[Saved entries]
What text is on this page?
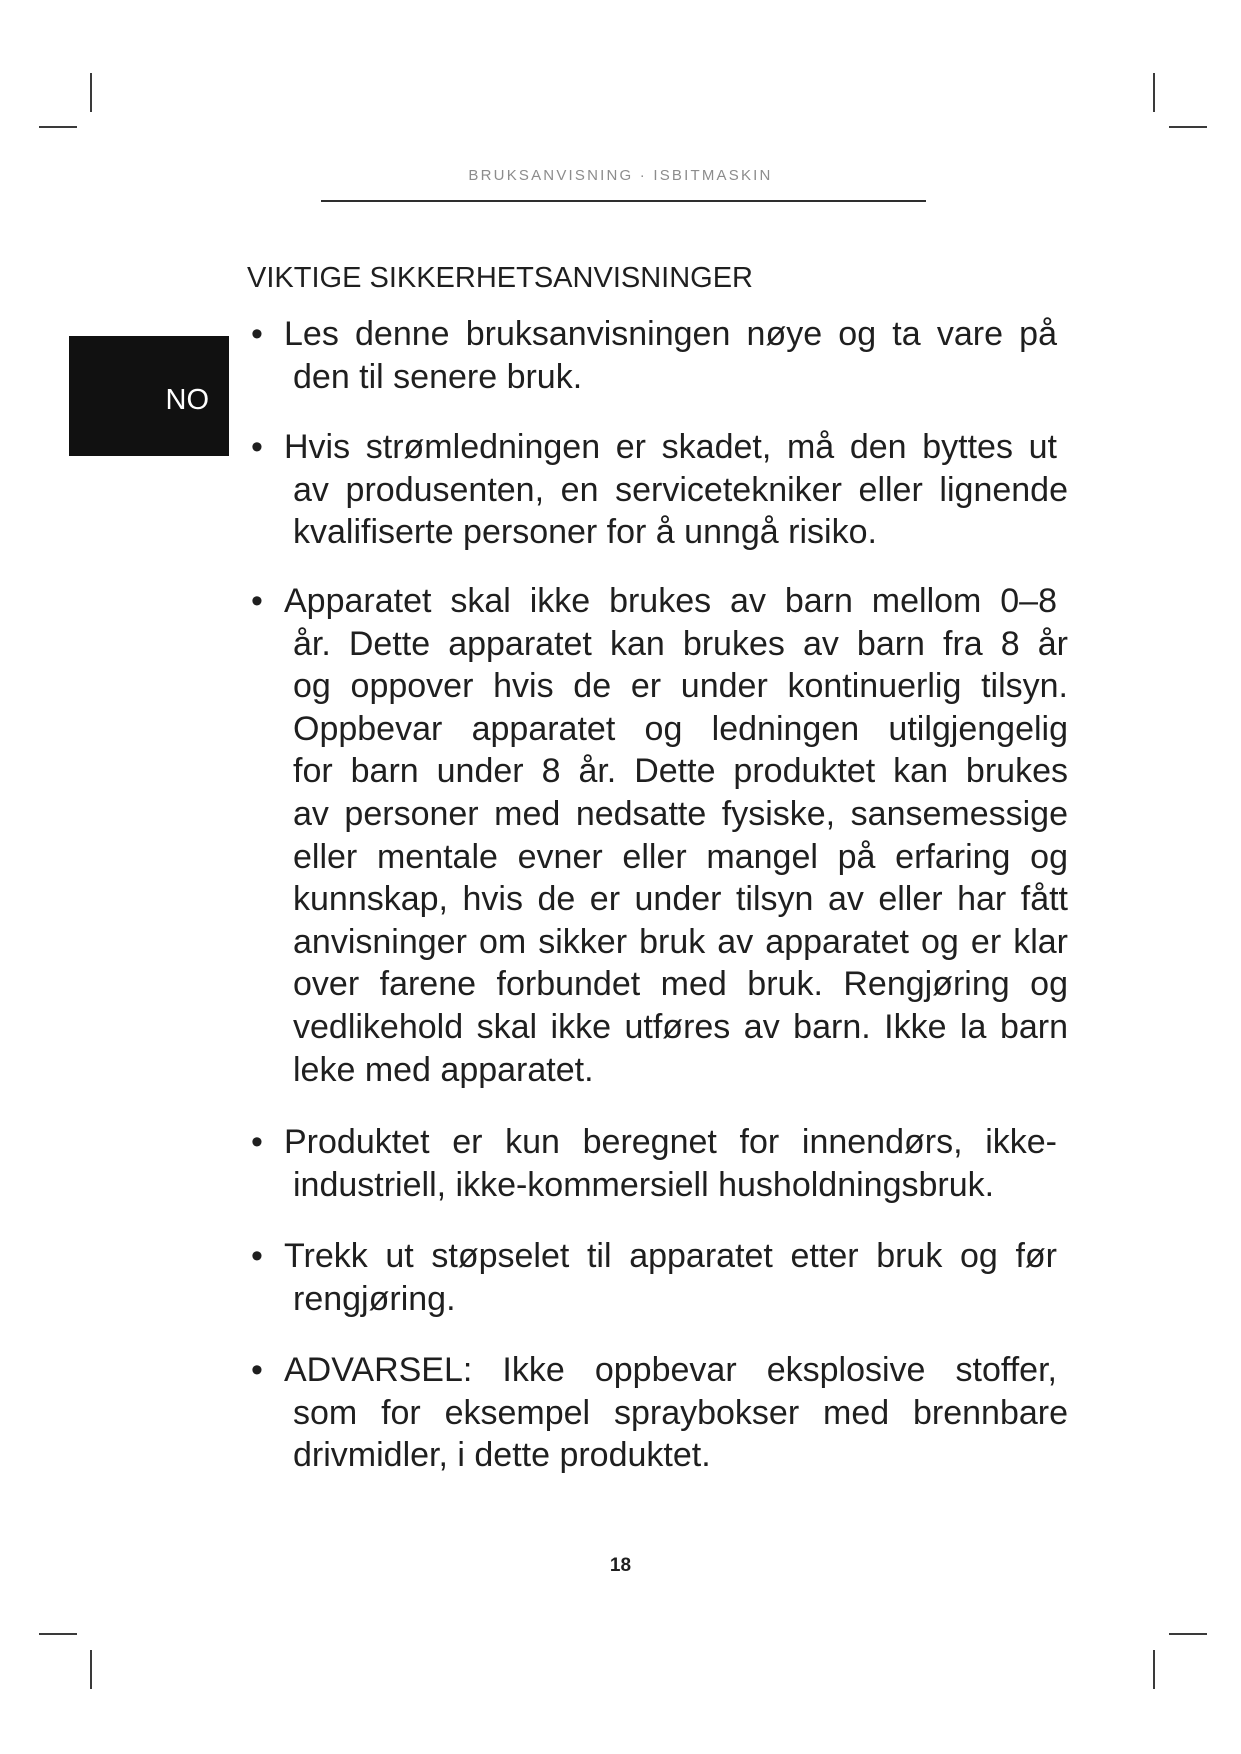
BRUKSANVISNING · ISBITMASKIN
NO
VIKTIGE SIKKERHETSANVISNINGER
• Les denne bruksanvisningen nøye og ta vare på
den til senere bruk.
• Hvis strømledningen er skadet, må den byttes ut
av produsenten, en servicetekniker eller lignende
kvalifiserte personer for å unngå risiko.
• Apparatet skal ikke brukes av barn mellom 0–8
år. Dette apparatet kan brukes av barn fra 8 år
og oppover hvis de er under kontinuerlig tilsyn.
Oppbevar apparatet og ledningen utilgjengelig
for barn under 8 år. Dette produktet kan brukes
av personer med nedsatte fysiske, sansemessige
eller mentale evner eller mangel på erfaring og
kunnskap, hvis de er under tilsyn av eller har fått
anvisninger om sikker bruk av apparatet og er klar
over farene forbundet med bruk. Rengjøring og
vedlikehold skal ikke utføres av barn. Ikke la barn
leke med apparatet.
• Produktet er kun beregnet for innendørs, ikke-
industriell, ikke-kommersiell husholdningsbruk.
• Trekk ut støpselet til apparatet etter bruk og før
rengjøring.
• ADVARSEL: Ikke oppbevar eksplosive stoffer,
som for eksempel spraybokser med brennbare
drivmidler, i dette produktet.
18
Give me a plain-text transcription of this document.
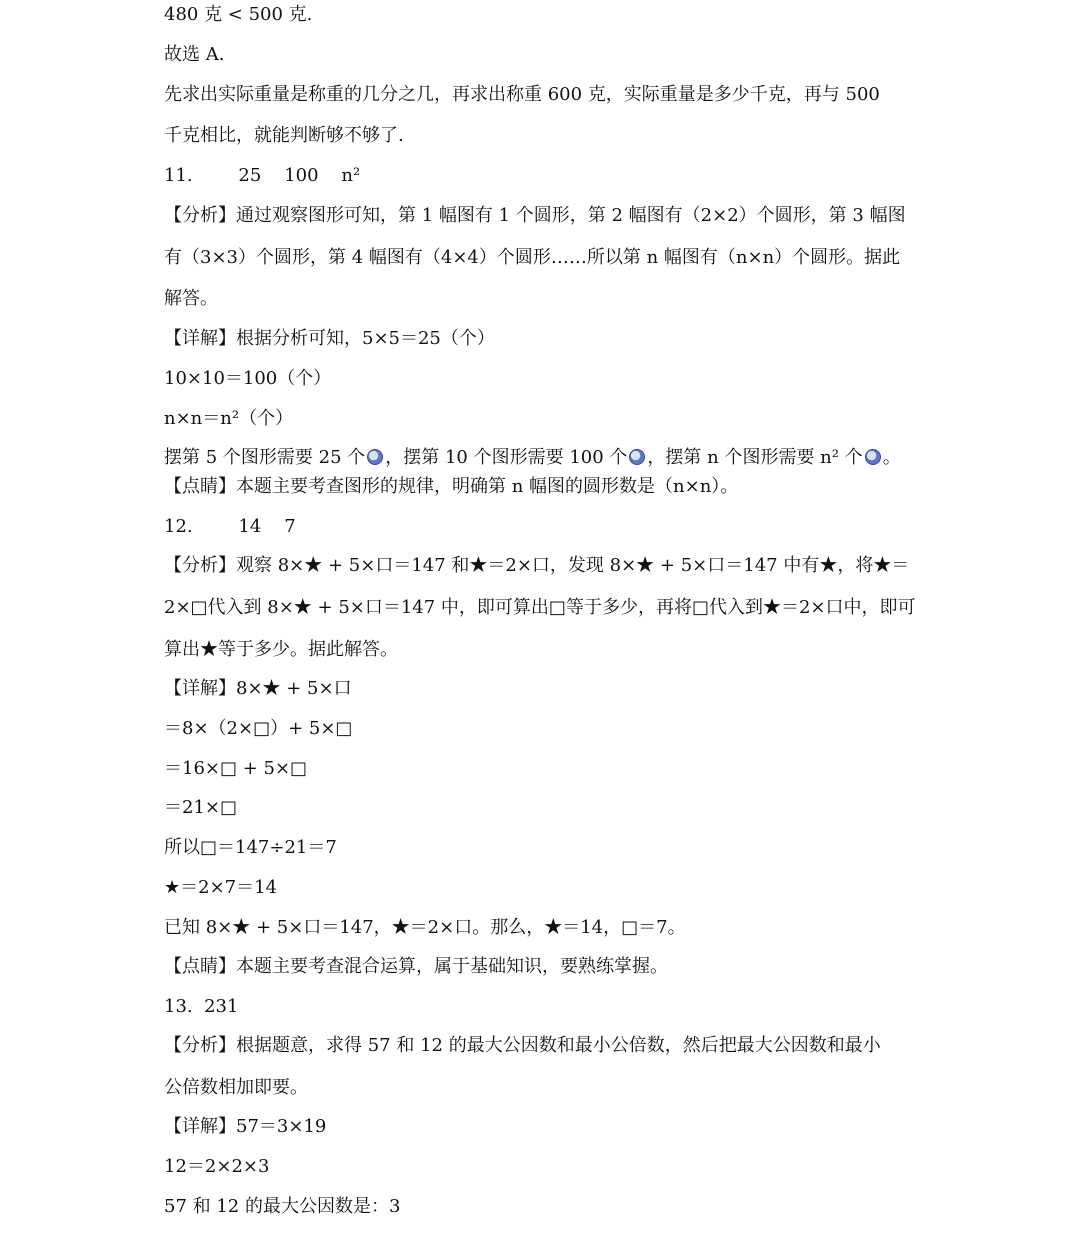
480 克 < 500 克.
故选 A.
先求出实际重量是称重的几分之几，再求出称重 600 克，实际重量是多少千克，再与 500
千克相比，就能判断够不够了.
11.        25    100    n²
【分析】通过观察图形可知，第 1 幅图有 1 个圆形，第 2 幅图有（2×2）个圆形，第 3 幅图
有（3×3）个圆形，第 4 幅图有（4×4）个圆形……所以第 n 幅图有（n×n）个圆形。据此
解答。
【详解】根据分析可知，5×5＝25（个）
10×10＝100（个）
n×n＝n²（个）
摆第 5 个图形需要 25 个 ，摆第 10 个图形需要 100 个 ，摆第 n 个图形需要 n² 个 。
【点睛】本题主要考查图形的规律，明确第 n 幅图的圆形数是（n×n）。
12.        14    7
【分析】观察 8×★ + 5×口＝147 和★＝2×口，发现 8×★ + 5×口＝147 中有★，将★＝
2×□代入到 8×★ + 5×口＝147 中，即可算出□等于多少，再将□代入到★＝2×口中，即可
算出★等于多少。据此解答。
【详解】8×★ + 5×口
＝8×（2×□）+ 5×□
＝16×□ + 5×□
＝21×□
所以□＝147÷21＝7
★＝2×7＝14
已知 8×★ + 5×口＝147，★＝2×口。那么，★＝14，□＝7。
【点睛】本题主要考查混合运算，属于基础知识，要熟练掌握。
13.  231
【分析】根据题意，求得 57 和 12 的最大公因数和最小公倍数，然后把最大公因数和最小
公倍数相加即要。
【详解】57＝3×19
12＝2×2×3
57 和 12 的最大公因数是：3
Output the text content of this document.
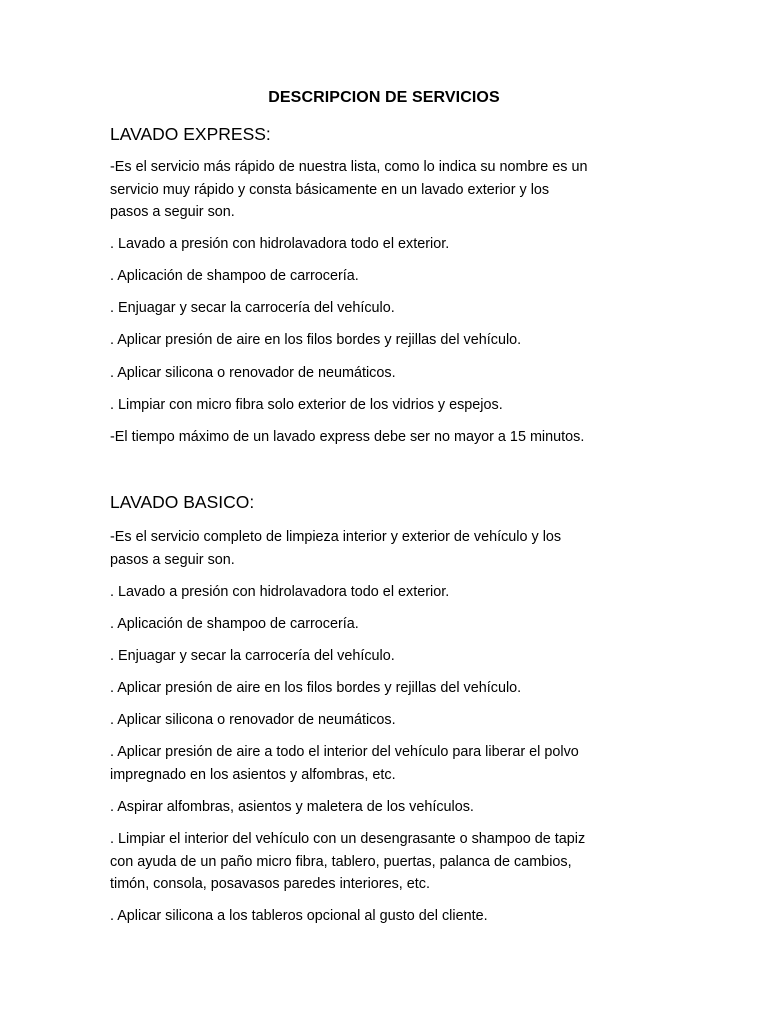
DESCRIPCION DE SERVICIOS
LAVADO EXPRESS:
-Es el servicio más rápido de nuestra lista, como lo indica su nombre es un
servicio muy rápido y consta básicamente en un lavado exterior y los
pasos a seguir son.
. Lavado a presión con hidrolavadora todo el exterior.
. Aplicación de shampoo de carrocería.
. Enjuagar y secar la carrocería del vehículo.
. Aplicar presión de aire en los filos bordes y rejillas del vehículo.
. Aplicar silicona o renovador de neumáticos.
. Limpiar con micro fibra solo exterior de los vidrios y espejos.
-El tiempo máximo de un lavado express debe ser no mayor a 15 minutos.
LAVADO BASICO:
-Es el servicio completo de limpieza interior y exterior de vehículo y los
pasos a seguir son.
. Lavado a presión con hidrolavadora todo el exterior.
. Aplicación de shampoo de carrocería.
. Enjuagar y secar la carrocería del vehículo.
. Aplicar presión de aire en los filos bordes y rejillas del vehículo.
. Aplicar silicona o renovador de neumáticos.
. Aplicar presión de aire a todo el interior del vehículo para liberar el polvo
impregnado en los asientos y alfombras, etc.
. Aspirar alfombras, asientos y maletera de los vehículos.
. Limpiar el interior del vehículo con un desengrasante o shampoo de tapiz
con ayuda de un paño micro fibra, tablero, puertas, palanca de cambios,
timón, consola, posavasos paredes interiores, etc.
. Aplicar silicona a los tableros opcional al gusto del cliente.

Given request — State the number of lines holding the word "eller" in the listing. Add nothing else.

Right answer — 3